The exercise.
Say how many lines hold the string "paciente"; please write nothing but the number.
++++++
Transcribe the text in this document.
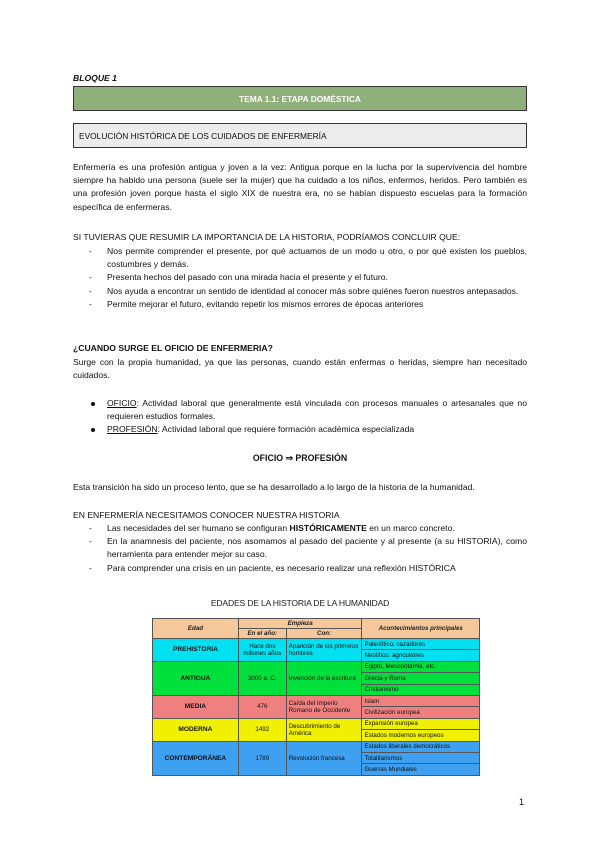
BLOQUE 1
TEMA 1.1: ETAPA DOMÉSTICA
EVOLUCIÓN HISTÓRICA DE LOS CUIDADOS DE ENFERMERÍA

Enfermería es una profesión antigua y joven a la vez: Antigua porque en la lucha por la supervivencia del hombre siempre ha habido una persona (suele ser la mujer) que ha cuidado a los niños, enfermos, heridos. Pero también es una profesión joven porque hasta el siglo XIX de nuestra era, no se habían dispuesto escuelas para la formación específica de enfermeras.

SI TUVIERAS QUE RESUMIR LA IMPORTANCIA DE LA HISTORIA, PODRÍAMOS CONCLUIR QUE:

- Nos permite comprender el presente, por qué actuamos de un modo u otro, o por qué existen los pueblos, costumbres y demás.
- Presenta hechos del pasado con una mirada hacia el presente y el futuro.
- Nos ayuda a encontrar un sentido de identidad al conocer más sobre quiénes fueron nuestros antepasados.
- Permite mejorar el futuro, evitando repetir los mismos errores de épocas anteriores

¿CUANDO SURGE EL OFICIO DE ENFERMERIA?

Surge con la propia humanidad, ya que las personas, cuando están enfermas o heridas, siempre han necesitado cuidados.

OFICIO: Actividad laboral que generalmente está vinculada con procesos manuales o artesanales que no requieren estudios formales.
PROFESIÓN: Actividad laboral que requiere formación académica especializada
OFICIO ⇒ PROFESIÓN

Esta transición ha sido un proceso lento, que se ha desarrollado a lo largo de la historia de la humanidad.

EN ENFERMERÍA NECESITAMOS CONOCER NUESTRA HISTORIA

- Las necesidades del ser humano se configuran HISTÓRICAMENTE en un marco concreto.
- En la anamnesis del paciente, nos asomamos al pasado del paciente y al presente (a su HISTORIA), como herramienta para entender mejor su caso.
- Para comprender una crisis en un paciente, es necesario realizar una reflexión HISTÓRICA
EDADES DE LA HISTORIA DE LA HUMANIDAD
Edad	Empieza		Acontecimientos principales
	En el año:	Con:	
PREHISTORIA	Hace dos millones años	Aparición de los primeros hombres	Paleolítico: cazadores
			Neolítico: agricultores
ANTIGUA	3000 a. C.	Invención de la escritura	Egipto, Mesopotamia, etc.
			Grecia y Roma
			Cristianismo
MEDIA	476	Caída del Imperio Romano de Occidente	Islam
			Civilización europea
MODERNA	1492	Descubrimiento de América	Expansión europea
			Estados modernos europeos
CONTEMPORÁNEA	1789	Revolución francesa	Estados liberales democráticos
			Totalitarismos
			Guerras Mundiales
1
++++++
Written response.
2